What to produce> Omit images. Retype all entries verbatim.

The input>
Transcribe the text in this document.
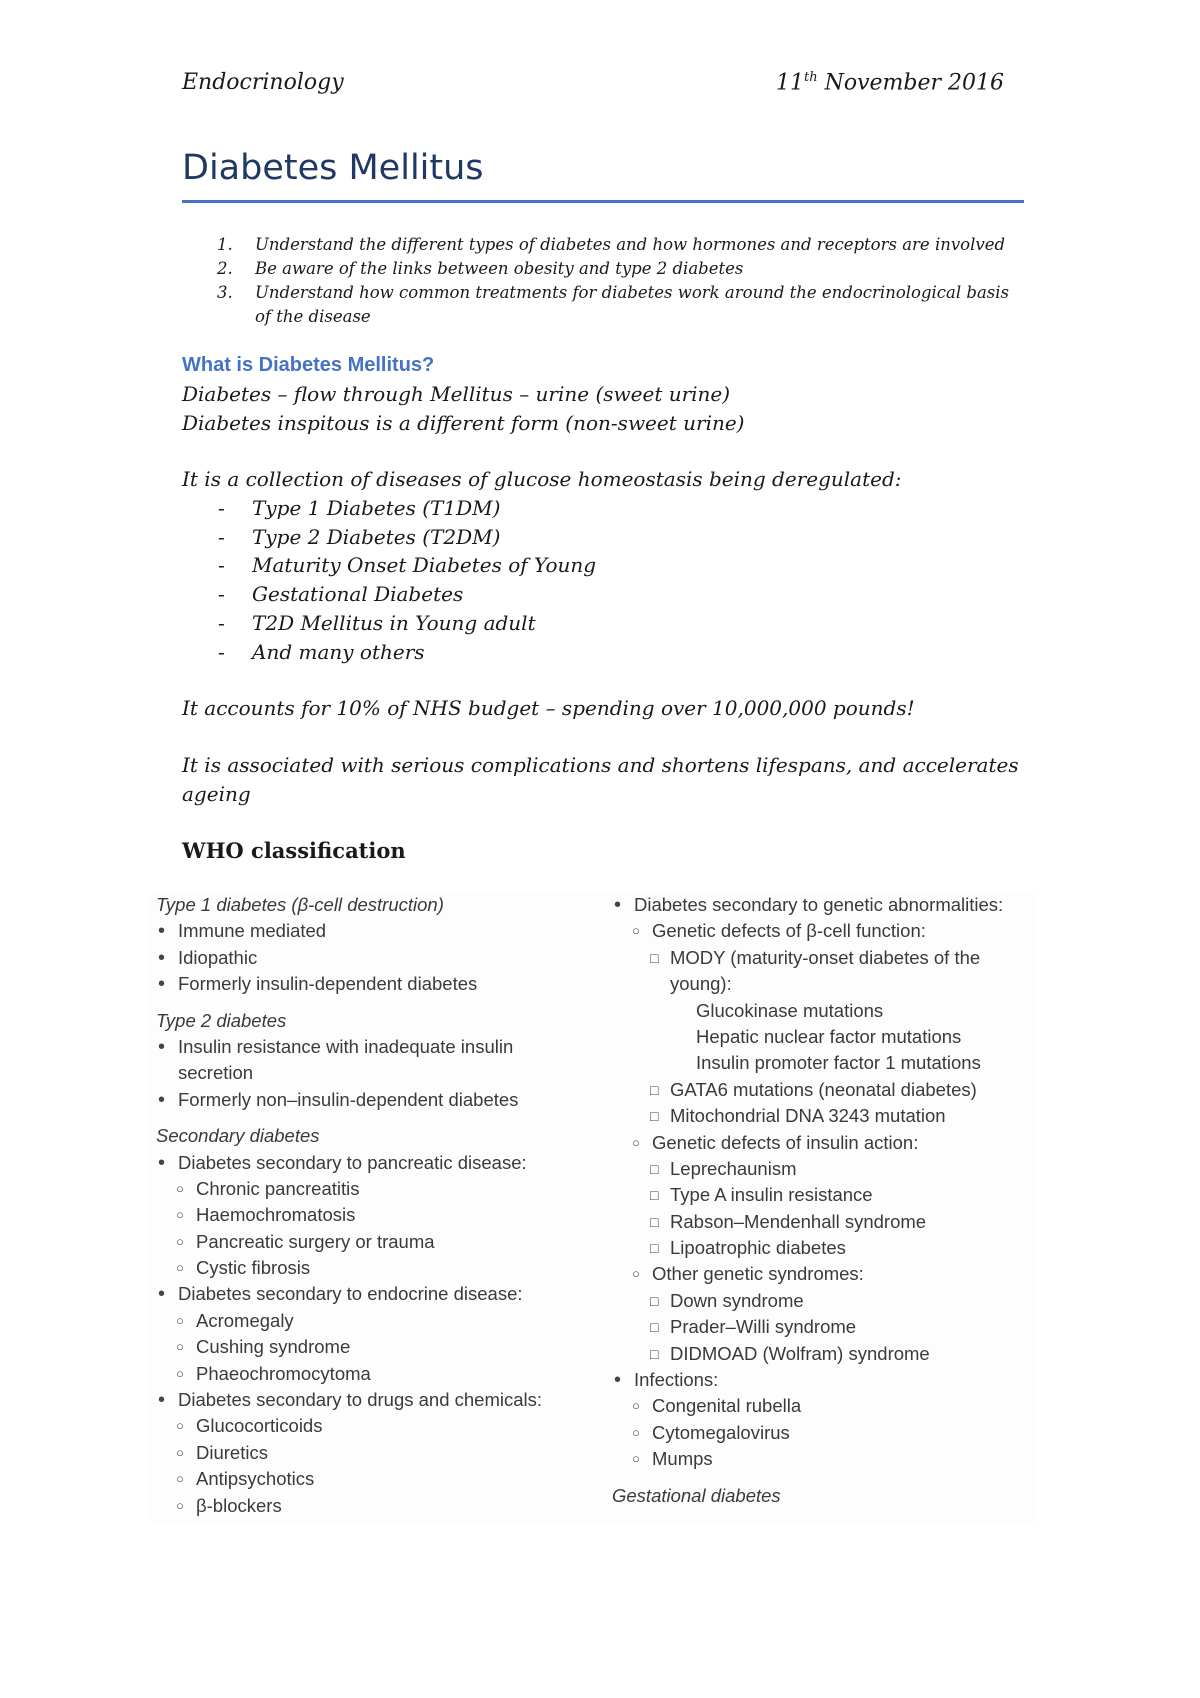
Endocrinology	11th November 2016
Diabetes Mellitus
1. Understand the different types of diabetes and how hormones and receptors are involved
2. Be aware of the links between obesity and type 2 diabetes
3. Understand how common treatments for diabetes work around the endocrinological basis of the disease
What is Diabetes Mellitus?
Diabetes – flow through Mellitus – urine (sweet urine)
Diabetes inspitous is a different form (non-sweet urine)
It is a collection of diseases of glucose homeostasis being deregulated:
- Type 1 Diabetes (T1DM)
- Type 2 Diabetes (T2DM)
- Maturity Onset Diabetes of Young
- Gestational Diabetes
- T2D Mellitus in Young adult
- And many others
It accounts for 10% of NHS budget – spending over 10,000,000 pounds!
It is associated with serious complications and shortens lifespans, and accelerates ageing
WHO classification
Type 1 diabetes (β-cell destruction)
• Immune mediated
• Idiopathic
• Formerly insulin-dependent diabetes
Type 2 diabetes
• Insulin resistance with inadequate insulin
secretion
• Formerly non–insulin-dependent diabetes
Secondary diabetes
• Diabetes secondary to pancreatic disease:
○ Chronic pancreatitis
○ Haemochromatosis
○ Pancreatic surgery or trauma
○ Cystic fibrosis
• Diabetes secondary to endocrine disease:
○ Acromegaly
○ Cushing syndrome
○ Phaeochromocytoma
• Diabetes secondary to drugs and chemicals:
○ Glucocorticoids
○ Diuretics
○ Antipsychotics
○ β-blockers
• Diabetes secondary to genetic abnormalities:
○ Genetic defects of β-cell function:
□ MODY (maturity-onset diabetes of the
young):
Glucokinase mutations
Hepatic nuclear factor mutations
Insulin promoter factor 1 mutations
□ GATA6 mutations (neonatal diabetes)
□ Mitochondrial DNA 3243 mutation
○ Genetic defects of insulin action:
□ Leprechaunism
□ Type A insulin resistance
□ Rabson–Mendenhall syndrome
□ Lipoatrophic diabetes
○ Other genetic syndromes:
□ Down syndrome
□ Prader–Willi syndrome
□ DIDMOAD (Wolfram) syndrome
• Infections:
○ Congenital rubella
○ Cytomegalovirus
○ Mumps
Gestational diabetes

Written answer>
Transcribe the text in this document.
Endocrinology	11th November 2016
Diabetes Mellitus
1. Understand the different types of diabetes and how hormones and receptors are involved
2. Be aware of the links between obesity and type 2 diabetes
3. Understand how common treatments for diabetes work around the endocrinological basis of the disease
What is Diabetes Mellitus?
Diabetes – flow through Mellitus – urine (sweet urine)
Diabetes inspitous is a different form (non-sweet urine)
It is a collection of diseases of glucose homeostasis being deregulated:
- Type 1 Diabetes (T1DM)
- Type 2 Diabetes (T2DM)
- Maturity Onset Diabetes of Young
- Gestational Diabetes
- T2D Mellitus in Young adult
- And many others
It accounts for 10% of NHS budget – spending over 10,000,000 pounds!
It is associated with serious complications and shortens lifespans, and accelerates ageing
WHO classification
Type 1 diabetes (β-cell destruction)
• Immune mediated
• Idiopathic
• Formerly insulin-dependent diabetes
Type 2 diabetes
• Insulin resistance with inadequate insulin
secretion
• Formerly non–insulin-dependent diabetes
Secondary diabetes
• Diabetes secondary to pancreatic disease:
○ Chronic pancreatitis
○ Haemochromatosis
○ Pancreatic surgery or trauma
○ Cystic fibrosis
• Diabetes secondary to endocrine disease:
○ Acromegaly
○ Cushing syndrome
○ Phaeochromocytoma
• Diabetes secondary to drugs and chemicals:
○ Glucocorticoids
○ Diuretics
○ Antipsychotics
○ β-blockers
• Diabetes secondary to genetic abnormalities:
○ Genetic defects of β-cell function:
□ MODY (maturity-onset diabetes of the
young):
Glucokinase mutations
Hepatic nuclear factor mutations
Insulin promoter factor 1 mutations
□ GATA6 mutations (neonatal diabetes)
□ Mitochondrial DNA 3243 mutation
○ Genetic defects of insulin action:
□ Leprechaunism
□ Type A insulin resistance
□ Rabson–Mendenhall syndrome
□ Lipoatrophic diabetes
○ Other genetic syndromes:
□ Down syndrome
□ Prader–Willi syndrome
□ DIDMOAD (Wolfram) syndrome
• Infections:
○ Congenital rubella
○ Cytomegalovirus
○ Mumps
Gestational diabetes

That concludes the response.